[Exercise details] Each record needs to be echoed exactly; can you do that?

-----

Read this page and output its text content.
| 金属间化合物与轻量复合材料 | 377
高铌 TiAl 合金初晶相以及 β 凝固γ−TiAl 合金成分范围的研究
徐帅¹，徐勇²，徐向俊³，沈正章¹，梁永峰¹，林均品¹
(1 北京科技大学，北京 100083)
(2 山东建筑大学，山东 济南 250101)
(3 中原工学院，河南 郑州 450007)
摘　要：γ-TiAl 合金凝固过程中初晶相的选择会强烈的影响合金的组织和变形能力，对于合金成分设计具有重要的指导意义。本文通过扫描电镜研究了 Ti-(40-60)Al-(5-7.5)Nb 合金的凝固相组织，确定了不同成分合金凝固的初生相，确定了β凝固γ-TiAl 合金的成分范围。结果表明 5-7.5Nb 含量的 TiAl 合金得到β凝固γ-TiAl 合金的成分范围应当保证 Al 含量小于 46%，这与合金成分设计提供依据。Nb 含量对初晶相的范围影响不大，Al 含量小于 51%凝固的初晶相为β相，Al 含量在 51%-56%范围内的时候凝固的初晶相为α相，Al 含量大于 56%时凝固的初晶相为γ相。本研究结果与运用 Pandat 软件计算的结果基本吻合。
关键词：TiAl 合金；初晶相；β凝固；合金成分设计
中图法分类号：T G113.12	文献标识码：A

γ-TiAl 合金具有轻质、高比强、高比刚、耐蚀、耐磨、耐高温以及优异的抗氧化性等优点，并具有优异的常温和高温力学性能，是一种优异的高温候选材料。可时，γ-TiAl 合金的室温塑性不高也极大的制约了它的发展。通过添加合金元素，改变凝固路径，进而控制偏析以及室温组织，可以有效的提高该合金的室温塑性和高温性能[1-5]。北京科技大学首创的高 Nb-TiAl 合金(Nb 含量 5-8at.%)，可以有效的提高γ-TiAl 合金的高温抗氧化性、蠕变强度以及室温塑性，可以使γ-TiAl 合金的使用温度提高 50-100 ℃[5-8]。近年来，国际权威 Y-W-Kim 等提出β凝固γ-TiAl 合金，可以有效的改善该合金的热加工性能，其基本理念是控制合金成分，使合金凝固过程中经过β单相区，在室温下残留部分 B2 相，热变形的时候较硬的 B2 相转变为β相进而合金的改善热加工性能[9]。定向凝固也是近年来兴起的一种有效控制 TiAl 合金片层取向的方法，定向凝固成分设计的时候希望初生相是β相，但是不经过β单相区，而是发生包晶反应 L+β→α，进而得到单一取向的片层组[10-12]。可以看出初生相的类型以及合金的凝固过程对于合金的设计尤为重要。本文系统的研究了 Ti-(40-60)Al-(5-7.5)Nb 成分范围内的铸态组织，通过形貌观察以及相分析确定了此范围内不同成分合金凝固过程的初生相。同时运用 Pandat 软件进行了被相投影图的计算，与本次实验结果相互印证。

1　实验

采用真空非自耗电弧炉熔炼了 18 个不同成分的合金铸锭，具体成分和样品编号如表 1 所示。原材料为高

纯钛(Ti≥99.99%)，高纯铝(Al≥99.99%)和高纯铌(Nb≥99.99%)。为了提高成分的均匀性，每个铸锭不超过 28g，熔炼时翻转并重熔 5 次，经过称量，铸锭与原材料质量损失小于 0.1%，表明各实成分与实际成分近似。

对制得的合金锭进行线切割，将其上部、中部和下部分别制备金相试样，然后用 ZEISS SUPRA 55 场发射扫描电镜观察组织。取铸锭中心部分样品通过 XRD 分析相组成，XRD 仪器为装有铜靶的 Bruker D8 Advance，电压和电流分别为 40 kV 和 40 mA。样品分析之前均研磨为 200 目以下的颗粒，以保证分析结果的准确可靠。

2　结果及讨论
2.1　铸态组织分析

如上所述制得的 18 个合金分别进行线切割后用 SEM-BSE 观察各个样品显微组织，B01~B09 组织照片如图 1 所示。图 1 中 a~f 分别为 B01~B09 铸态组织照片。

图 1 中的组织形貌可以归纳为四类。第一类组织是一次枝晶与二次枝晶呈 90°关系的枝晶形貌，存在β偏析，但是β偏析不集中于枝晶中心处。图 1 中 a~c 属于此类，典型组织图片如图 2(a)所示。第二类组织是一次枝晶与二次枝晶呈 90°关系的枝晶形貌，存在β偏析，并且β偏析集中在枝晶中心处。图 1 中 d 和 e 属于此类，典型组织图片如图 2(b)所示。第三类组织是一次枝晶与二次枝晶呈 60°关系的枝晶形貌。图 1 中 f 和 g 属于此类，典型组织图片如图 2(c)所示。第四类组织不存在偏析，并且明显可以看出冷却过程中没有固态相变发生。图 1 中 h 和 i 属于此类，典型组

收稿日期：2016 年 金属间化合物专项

-----

[Task output]
Read this page and output its text content.
| 金属间化合物与轻量复合材料 | 377
高铌 TiAl 合金初晶相以及 β 凝固γ−TiAl 合金成分范围的研究
徐帅¹，徐勇²，徐向俊³，沈正章¹，梁永峰¹，林均品¹
(1 北京科技大学，北京 100083)
(2 山东建筑大学，山东 济南 250101)
(3 中原工学院，河南 郑州 450007)
摘　要：γ-TiAl 合金凝固过程中初晶相的选择会强烈的影响合金的组织和变形能力，对于合金成分设计具有重要的指导意义。本文通过扫描电镜研究了 Ti-(40-60)Al-(5-7.5)Nb 合金的凝固相组织，确定了不同成分合金凝固的初生相，确定了β凝固γ-TiAl 合金的成分范围。结果表明 5-7.5Nb 含量的 TiAl 合金得到β凝固γ-TiAl 合金的成分范围应当保证 Al 含量小于 46%，这与合金成分设计提供依据。Nb 含量对初晶相的范围影响不大，Al 含量小于 51%凝固的初晶相为β相，Al 含量在 51%-56%范围内的时候凝固的初晶相为α相，Al 含量大于 56%时凝固的初晶相为γ相。本研究结果与运用 Pandat 软件计算的结果基本吻合。
关键词：TiAl 合金；初晶相；β凝固；合金成分设计
中图法分类号：T G113.12	文献标识码：A

γ-TiAl 合金具有轻质、高比强、高比刚、耐蚀、耐磨、耐高温以及优异的抗氧化性等优点，并具有优异的常温和高温力学性能，是一种优异的高温候选材料。可时，γ-TiAl 合金的室温塑性不高也极大的制约了它的发展。通过添加合金元素，改变凝固路径，进而控制偏析以及室温组织，可以有效的提高该合金的室温塑性和高温性能[1-5]。北京科技大学首创的高 Nb-TiAl 合金(Nb 含量 5-8at.%)，可以有效的提高γ-TiAl 合金的高温抗氧化性、蠕变强度以及室温塑性，可以使γ-TiAl 合金的使用温度提高 50-100 ℃[5-8]。近年来，国际权威 Y-W-Kim 等提出β凝固γ-TiAl 合金，可以有效的改善该合金的热加工性能，其基本理念是控制合金成分，使合金凝固过程中经过β单相区，在室温下残留部分 B2 相，热变形的时候较硬的 B2 相转变为β相进而合金的改善热加工性能[9]。定向凝固也是近年来兴起的一种有效控制 TiAl 合金片层取向的方法，定向凝固成分设计的时候希望初生相是β相，但是不经过β单相区，而是发生包晶反应 L+β→α，进而得到单一取向的片层组[10-12]。可以看出初生相的类型以及合金的凝固过程对于合金的设计尤为重要。本文系统的研究了 Ti-(40-60)Al-(5-7.5)Nb 成分范围内的铸态组织，通过形貌观察以及相分析确定了此范围内不同成分合金凝固过程的初生相。同时运用 Pandat 软件进行了被相投影图的计算，与本次实验结果相互印证。

1　实验

采用真空非自耗电弧炉熔炼了 18 个不同成分的合金铸锭，具体成分和样品编号如表 1 所示。原材料为高

纯钛(Ti≥99.99%)，高纯铝(Al≥99.99%)和高纯铌(Nb≥99.99%)。为了提高成分的均匀性，每个铸锭不超过 28g，熔炼时翻转并重熔 5 次，经过称量，铸锭与原材料质量损失小于 0.1%，表明各实成分与实际成分近似。

对制得的合金锭进行线切割，将其上部、中部和下部分别制备金相试样，然后用 ZEISS SUPRA 55 场发射扫描电镜观察组织。取铸锭中心部分样品通过 XRD 分析相组成，XRD 仪器为装有铜靶的 Bruker D8 Advance，电压和电流分别为 40 kV 和 40 mA。样品分析之前均研磨为 200 目以下的颗粒，以保证分析结果的准确可靠。

2　结果及讨论
2.1　铸态组织分析

如上所述制得的 18 个合金分别进行线切割后用 SEM-BSE 观察各个样品显微组织，B01~B09 组织照片如图 1 所示。图 1 中 a~f 分别为 B01~B09 铸态组织照片。

图 1 中的组织形貌可以归纳为四类。第一类组织是一次枝晶与二次枝晶呈 90°关系的枝晶形貌，存在β偏析，但是β偏析不集中于枝晶中心处。图 1 中 a~c 属于此类，典型组织图片如图 2(a)所示。第二类组织是一次枝晶与二次枝晶呈 90°关系的枝晶形貌，存在β偏析，并且β偏析集中在枝晶中心处。图 1 中 d 和 e 属于此类，典型组织图片如图 2(b)所示。第三类组织是一次枝晶与二次枝晶呈 60°关系的枝晶形貌。图 1 中 f 和 g 属于此类，典型组织图片如图 2(c)所示。第四类组织不存在偏析，并且明显可以看出冷却过程中没有固态相变发生。图 1 中 h 和 i 属于此类，典型组

收稿日期：2016 年 金属间化合物专项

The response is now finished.